▸ WRITTEN REQUEST
All of the entries need to be written out again, exactly as they are.

▸ DATA EXCERPTS
■ ■ ■ ■

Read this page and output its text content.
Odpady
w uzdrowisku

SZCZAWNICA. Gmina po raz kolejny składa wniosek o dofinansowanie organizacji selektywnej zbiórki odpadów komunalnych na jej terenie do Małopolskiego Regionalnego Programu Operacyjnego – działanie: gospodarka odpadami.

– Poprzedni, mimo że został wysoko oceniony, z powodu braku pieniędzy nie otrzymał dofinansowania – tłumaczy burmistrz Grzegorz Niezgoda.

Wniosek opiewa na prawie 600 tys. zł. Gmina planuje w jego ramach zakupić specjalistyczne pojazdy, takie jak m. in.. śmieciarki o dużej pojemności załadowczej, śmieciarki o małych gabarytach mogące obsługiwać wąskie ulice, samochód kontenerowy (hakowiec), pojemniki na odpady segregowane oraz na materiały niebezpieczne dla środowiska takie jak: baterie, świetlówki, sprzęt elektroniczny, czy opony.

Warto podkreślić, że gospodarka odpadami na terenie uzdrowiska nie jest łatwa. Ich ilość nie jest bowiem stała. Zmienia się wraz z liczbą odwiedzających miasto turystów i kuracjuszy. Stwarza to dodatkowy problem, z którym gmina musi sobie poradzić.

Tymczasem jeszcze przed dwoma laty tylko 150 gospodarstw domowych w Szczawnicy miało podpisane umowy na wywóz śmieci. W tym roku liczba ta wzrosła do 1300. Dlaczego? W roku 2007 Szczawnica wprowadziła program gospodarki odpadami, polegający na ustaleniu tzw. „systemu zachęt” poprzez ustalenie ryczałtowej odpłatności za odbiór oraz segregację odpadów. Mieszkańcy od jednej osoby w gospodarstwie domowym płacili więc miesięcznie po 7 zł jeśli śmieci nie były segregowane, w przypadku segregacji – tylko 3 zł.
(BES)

■ ■ ■ ■

▸ WORKED ANSWER
Read this page and output its text content.
Odpady
w uzdrowisku

SZCZAWNICA. Gmina po raz kolejny składa wniosek o dofinansowanie organizacji selektywnej zbiórki odpadów komunalnych na jej terenie do Małopolskiego Regionalnego Programu Operacyjnego – działanie: gospodarka odpadami.

– Poprzedni, mimo że został wysoko oceniony, z powodu braku pieniędzy nie otrzymał dofinansowania – tłumaczy burmistrz Grzegorz Niezgoda.

Wniosek opiewa na prawie 600 tys. zł. Gmina planuje w jego ramach zakupić specjalistyczne pojazdy, takie jak m. in.. śmieciarki o dużej pojemności załadowczej, śmieciarki o małych gabarytach mogące obsługiwać wąskie ulice, samochód kontenerowy (hakowiec), pojemniki na odpady segregowane oraz na materiały niebezpieczne dla środowiska takie jak: baterie, świetlówki, sprzęt elektroniczny, czy opony.

Warto podkreślić, że gospodarka odpadami na terenie uzdrowiska nie jest łatwa. Ich ilość nie jest bowiem stała. Zmienia się wraz z liczbą odwiedzających miasto turystów i kuracjuszy. Stwarza to dodatkowy problem, z którym gmina musi sobie poradzić.

Tymczasem jeszcze przed dwoma laty tylko 150 gospodarstw domowych w Szczawnicy miało podpisane umowy na wywóz śmieci. W tym roku liczba ta wzrosła do 1300. Dlaczego? W roku 2007 Szczawnica wprowadziła program gospodarki odpadami, polegający na ustaleniu tzw. „systemu zachęt” poprzez ustalenie ryczałtowej odpłatności za odbiór oraz segregację odpadów. Mieszkańcy od jednej osoby w gospodarstwie domowym płacili więc miesięcznie po 7 zł jeśli śmieci nie były segregowane, w przypadku segregacji – tylko 3 zł.
(BES)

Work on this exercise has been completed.